→ Instructions for the task:
Only a number is wanted: how many lines in the listing contain the word "ylabel"?

[Dataset listings of figures]
⁂

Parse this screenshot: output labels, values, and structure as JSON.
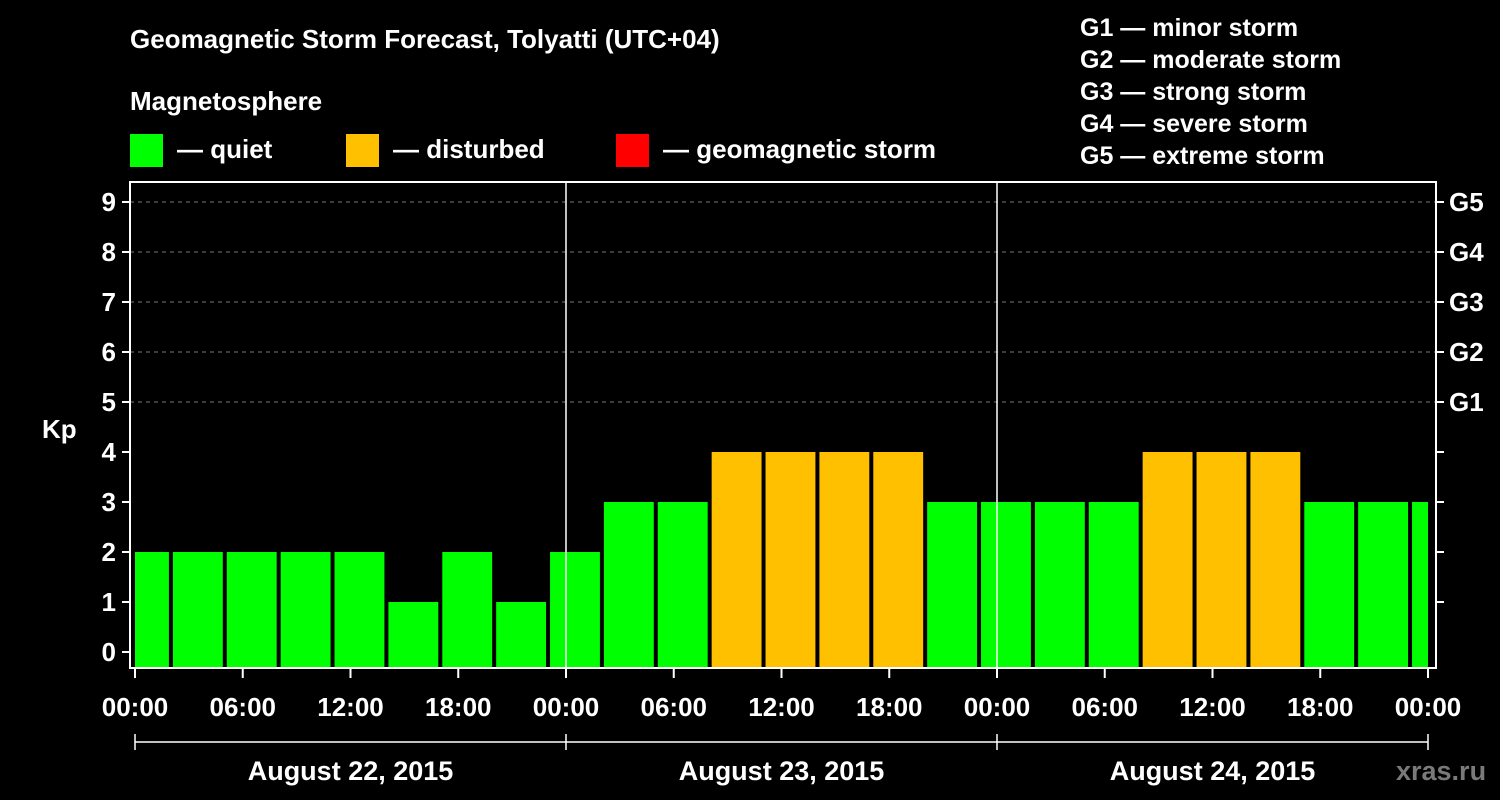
{
  "header": {
    "title": "Geomagnetic Storm Forecast, Tolyatti (UTC+04)",
    "magnetosphere_label": "Magnetosphere"
  },
  "legend": [
    {
      "color": "#00ff00",
      "label": "— quiet"
    },
    {
      "color": "#ffc000",
      "label": "— disturbed"
    },
    {
      "color": "#ff0000",
      "label": "— geomagnetic storm"
    }
  ],
  "storm_scale": [
    "G1 — minor storm",
    "G2 — moderate storm",
    "G3 — strong storm",
    "G4 — severe storm",
    "G5 — extreme storm"
  ],
  "watermark": "xras.ru",
  "chart_data": {
    "type": "bar",
    "title": "Geomagnetic Storm Forecast, Tolyatti (UTC+04)",
    "ylabel": "Kp",
    "ylim": [
      0,
      9
    ],
    "y_ticks": [
      "0",
      "1",
      "2",
      "3",
      "4",
      "5",
      "6",
      "7",
      "8",
      "9"
    ],
    "right_ticks": [
      {
        "kp": 5,
        "label": "G1"
      },
      {
        "kp": 6,
        "label": "G2"
      },
      {
        "kp": 7,
        "label": "G3"
      },
      {
        "kp": 8,
        "label": "G4"
      },
      {
        "kp": 9,
        "label": "G5"
      }
    ],
    "x_tick_labels": [
      "00:00",
      "06:00",
      "12:00",
      "18:00",
      "00:00",
      "06:00",
      "12:00",
      "18:00",
      "00:00",
      "06:00",
      "12:00",
      "18:00",
      "00:00"
    ],
    "days": [
      "August 22, 2015",
      "August 23, 2015",
      "August 24, 2015"
    ],
    "interval_hours": 3,
    "first_bar_start_hour": -1,
    "values": [
      2,
      2,
      2,
      2,
      2,
      1,
      2,
      1,
      2,
      3,
      3,
      4,
      4,
      4,
      4,
      3,
      3,
      3,
      3,
      4,
      4,
      4,
      3,
      3,
      3
    ],
    "colors": {
      "quiet": "#00ff00",
      "disturbed": "#ffc000",
      "storm": "#ff0000"
    },
    "grid": true
  }
}
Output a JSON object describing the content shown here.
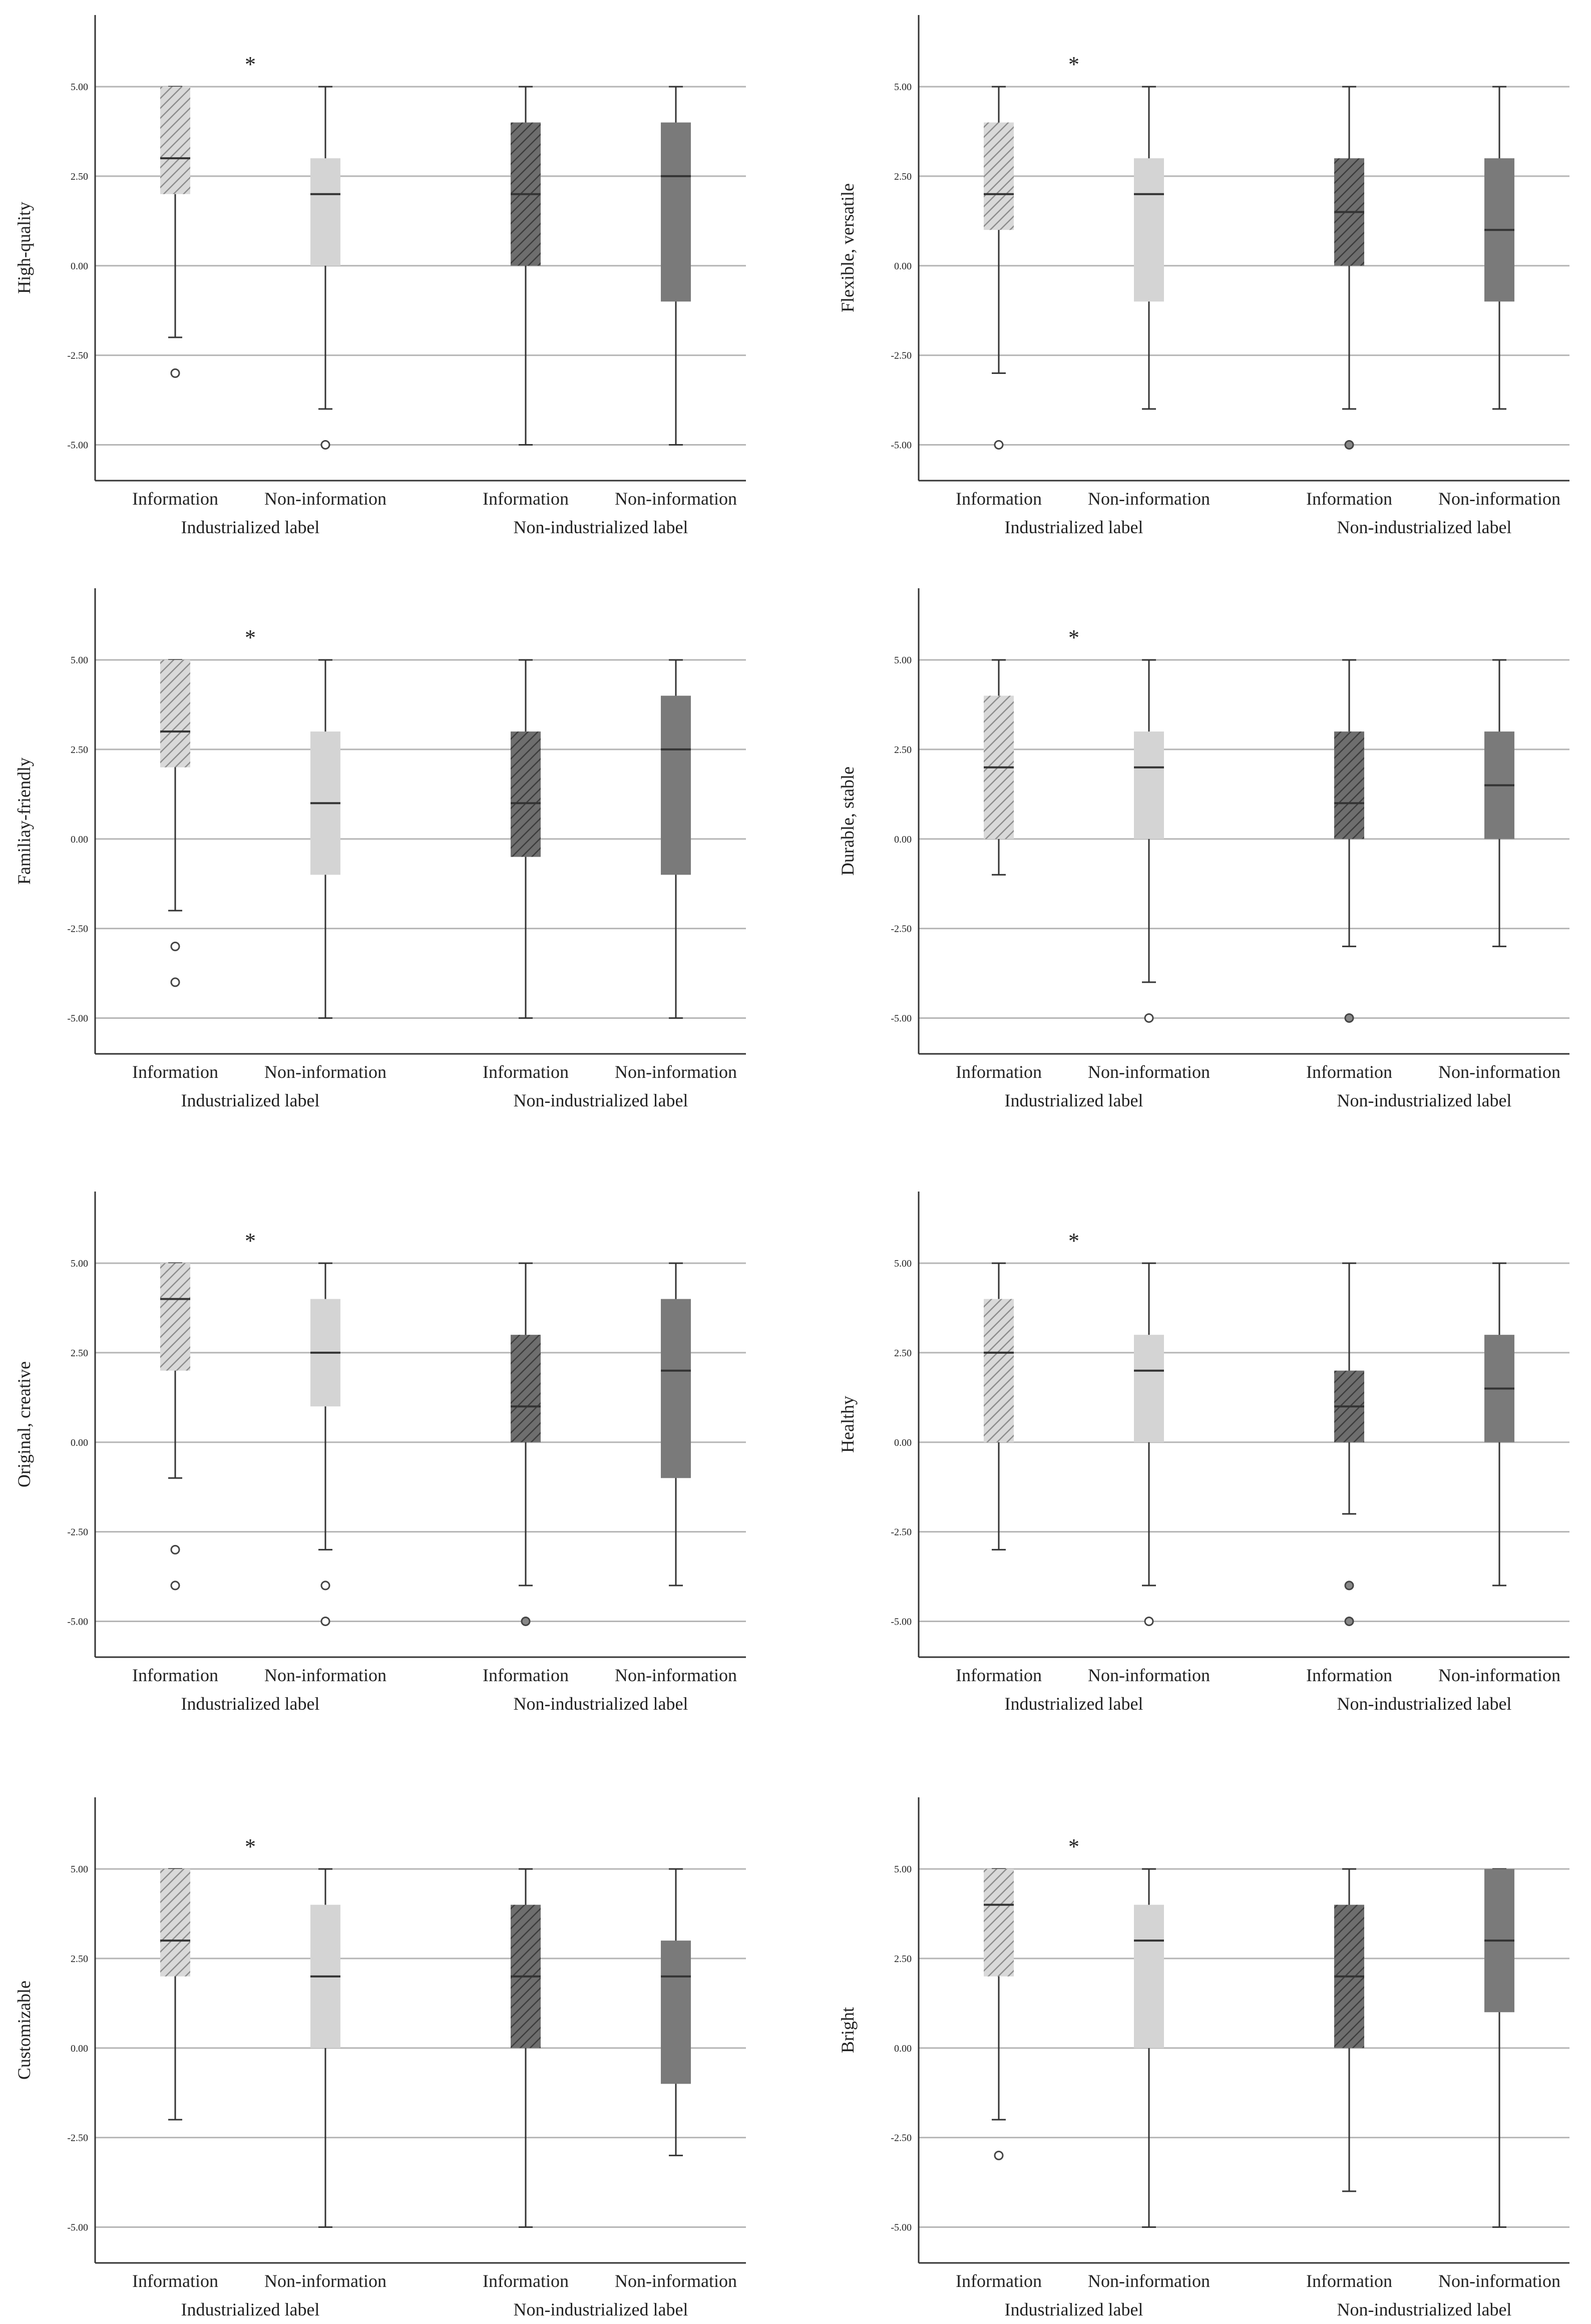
{
  "colors": {
    "industrialized_information": "#d9d9d9",
    "industrialized_hatch": "#8c8c8c",
    "industrialized_non_information": "#d4d4d4",
    "non_industrialized_information": "#6e6e6e",
    "non_industrialized_hatch": "#3c3c3c",
    "non_industrialized_non_information": "#7a7a7a",
    "gridline": "#b5b5b5",
    "axis": "#333333"
  },
  "chart_data": [
    {
      "type": "box",
      "ylabel": "High-quality",
      "ylim": [
        -6,
        7
      ],
      "ticks": [
        "5.00",
        "2.50",
        "0.00",
        "-2.50",
        "-5.00"
      ],
      "tick_values": [
        5,
        2.5,
        0,
        -2.5,
        -5
      ],
      "categories": [
        "Information",
        "Non-information",
        "Information",
        "Non-information"
      ],
      "groups": [
        "Industrialized label",
        "Non-industrialized label"
      ],
      "annotation": "*",
      "boxes": [
        {
          "min": -2,
          "q1": 2,
          "median": 3,
          "q3": 5,
          "max": 5,
          "outliers": [
            -3
          ]
        },
        {
          "min": -4,
          "q1": 0,
          "median": 2,
          "q3": 3,
          "max": 5,
          "outliers": [
            -5
          ]
        },
        {
          "min": -5,
          "q1": 0,
          "median": 2,
          "q3": 4,
          "max": 5,
          "outliers": []
        },
        {
          "min": -5,
          "q1": -1,
          "median": 2.5,
          "q3": 4,
          "max": 5,
          "outliers": []
        }
      ]
    },
    {
      "type": "box",
      "ylabel": "Flexible, versatile",
      "ylim": [
        -6,
        7
      ],
      "ticks": [
        "5.00",
        "2.50",
        "0.00",
        "-2.50",
        "-5.00"
      ],
      "tick_values": [
        5,
        2.5,
        0,
        -2.5,
        -5
      ],
      "categories": [
        "Information",
        "Non-information",
        "Information",
        "Non-information"
      ],
      "groups": [
        "Industrialized label",
        "Non-industrialized label"
      ],
      "annotation": "*",
      "boxes": [
        {
          "min": -3,
          "q1": 1,
          "median": 2,
          "q3": 4,
          "max": 5,
          "outliers": [
            -5
          ]
        },
        {
          "min": -4,
          "q1": -1,
          "median": 2,
          "q3": 3,
          "max": 5,
          "outliers": []
        },
        {
          "min": -4,
          "q1": 0,
          "median": 1.5,
          "q3": 3,
          "max": 5,
          "outliers": [
            -5
          ]
        },
        {
          "min": -4,
          "q1": -1,
          "median": 1,
          "q3": 3,
          "max": 5,
          "outliers": []
        }
      ]
    },
    {
      "type": "box",
      "ylabel": "Familiay-friendly",
      "ylim": [
        -6,
        7
      ],
      "ticks": [
        "5.00",
        "2.50",
        "0.00",
        "-2.50",
        "-5.00"
      ],
      "tick_values": [
        5,
        2.5,
        0,
        -2.5,
        -5
      ],
      "categories": [
        "Information",
        "Non-information",
        "Information",
        "Non-information"
      ],
      "groups": [
        "Industrialized label",
        "Non-industrialized label"
      ],
      "annotation": "*",
      "boxes": [
        {
          "min": -2,
          "q1": 2,
          "median": 3,
          "q3": 5,
          "max": 5,
          "outliers": [
            -3,
            -4
          ]
        },
        {
          "min": -5,
          "q1": -1,
          "median": 1,
          "q3": 3,
          "max": 5,
          "outliers": []
        },
        {
          "min": -5,
          "q1": -0.5,
          "median": 1,
          "q3": 3,
          "max": 5,
          "outliers": []
        },
        {
          "min": -5,
          "q1": -1,
          "median": 2.5,
          "q3": 4,
          "max": 5,
          "outliers": []
        }
      ]
    },
    {
      "type": "box",
      "ylabel": "Durable, stable",
      "ylim": [
        -6,
        7
      ],
      "ticks": [
        "5.00",
        "2.50",
        "0.00",
        "-2.50",
        "-5.00"
      ],
      "tick_values": [
        5,
        2.5,
        0,
        -2.5,
        -5
      ],
      "categories": [
        "Information",
        "Non-information",
        "Information",
        "Non-information"
      ],
      "groups": [
        "Industrialized label",
        "Non-industrialized label"
      ],
      "annotation": "*",
      "boxes": [
        {
          "min": -1,
          "q1": 0,
          "median": 2,
          "q3": 4,
          "max": 5,
          "outliers": []
        },
        {
          "min": -4,
          "q1": 0,
          "median": 2,
          "q3": 3,
          "max": 5,
          "outliers": [
            -5
          ]
        },
        {
          "min": -3,
          "q1": 0,
          "median": 1,
          "q3": 3,
          "max": 5,
          "outliers": [
            -5
          ]
        },
        {
          "min": -3,
          "q1": 0,
          "median": 1.5,
          "q3": 3,
          "max": 5,
          "outliers": []
        }
      ]
    },
    {
      "type": "box",
      "ylabel": "Original, creative",
      "ylim": [
        -6,
        7
      ],
      "ticks": [
        "5.00",
        "2.50",
        "0.00",
        "-2.50",
        "-5.00"
      ],
      "tick_values": [
        5,
        2.5,
        0,
        -2.5,
        -5
      ],
      "categories": [
        "Information",
        "Non-information",
        "Information",
        "Non-information"
      ],
      "groups": [
        "Industrialized label",
        "Non-industrialized label"
      ],
      "annotation": "*",
      "boxes": [
        {
          "min": -1,
          "q1": 2,
          "median": 4,
          "q3": 5,
          "max": 5,
          "outliers": [
            -3,
            -4
          ]
        },
        {
          "min": -3,
          "q1": 1,
          "median": 2.5,
          "q3": 4,
          "max": 5,
          "outliers": [
            -4,
            -5
          ]
        },
        {
          "min": -4,
          "q1": 0,
          "median": 1,
          "q3": 3,
          "max": 5,
          "outliers": [
            -5
          ]
        },
        {
          "min": -4,
          "q1": -1,
          "median": 2,
          "q3": 4,
          "max": 5,
          "outliers": []
        }
      ]
    },
    {
      "type": "box",
      "ylabel": "Healthy",
      "ylim": [
        -6,
        7
      ],
      "ticks": [
        "5.00",
        "2.50",
        "0.00",
        "-2.50",
        "-5.00"
      ],
      "tick_values": [
        5,
        2.5,
        0,
        -2.5,
        -5
      ],
      "categories": [
        "Information",
        "Non-information",
        "Information",
        "Non-information"
      ],
      "groups": [
        "Industrialized label",
        "Non-industrialized label"
      ],
      "annotation": "*",
      "boxes": [
        {
          "min": -3,
          "q1": 0,
          "median": 2.5,
          "q3": 4,
          "max": 5,
          "outliers": []
        },
        {
          "min": -4,
          "q1": 0,
          "median": 2,
          "q3": 3,
          "max": 5,
          "outliers": [
            -5
          ]
        },
        {
          "min": -2,
          "q1": 0,
          "median": 1,
          "q3": 2,
          "max": 5,
          "outliers": [
            -4,
            -5
          ]
        },
        {
          "min": -4,
          "q1": 0,
          "median": 1.5,
          "q3": 3,
          "max": 5,
          "outliers": []
        }
      ]
    },
    {
      "type": "box",
      "ylabel": "Customizable",
      "ylim": [
        -6,
        7
      ],
      "ticks": [
        "5.00",
        "2.50",
        "0.00",
        "-2.50",
        "-5.00"
      ],
      "tick_values": [
        5,
        2.5,
        0,
        -2.5,
        -5
      ],
      "categories": [
        "Information",
        "Non-information",
        "Information",
        "Non-information"
      ],
      "groups": [
        "Industrialized label",
        "Non-industrialized label"
      ],
      "annotation": "*",
      "boxes": [
        {
          "min": -2,
          "q1": 2,
          "median": 3,
          "q3": 5,
          "max": 5,
          "outliers": []
        },
        {
          "min": -5,
          "q1": 0,
          "median": 2,
          "q3": 4,
          "max": 5,
          "outliers": []
        },
        {
          "min": -5,
          "q1": 0,
          "median": 2,
          "q3": 4,
          "max": 5,
          "outliers": []
        },
        {
          "min": -3,
          "q1": -1,
          "median": 2,
          "q3": 3,
          "max": 5,
          "outliers": []
        }
      ]
    },
    {
      "type": "box",
      "ylabel": "Bright",
      "ylim": [
        -6,
        7
      ],
      "ticks": [
        "5.00",
        "2.50",
        "0.00",
        "-2.50",
        "-5.00"
      ],
      "tick_values": [
        5,
        2.5,
        0,
        -2.5,
        -5
      ],
      "categories": [
        "Information",
        "Non-information",
        "Information",
        "Non-information"
      ],
      "groups": [
        "Industrialized label",
        "Non-industrialized label"
      ],
      "annotation": "*",
      "boxes": [
        {
          "min": -2,
          "q1": 2,
          "median": 4,
          "q3": 5,
          "max": 5,
          "outliers": [
            -3
          ]
        },
        {
          "min": -5,
          "q1": 0,
          "median": 3,
          "q3": 4,
          "max": 5,
          "outliers": []
        },
        {
          "min": -4,
          "q1": 0,
          "median": 2,
          "q3": 4,
          "max": 5,
          "outliers": []
        },
        {
          "min": -5,
          "q1": 1,
          "median": 3,
          "q3": 5,
          "max": 5,
          "outliers": []
        }
      ]
    }
  ]
}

⁂

→ Task output:
9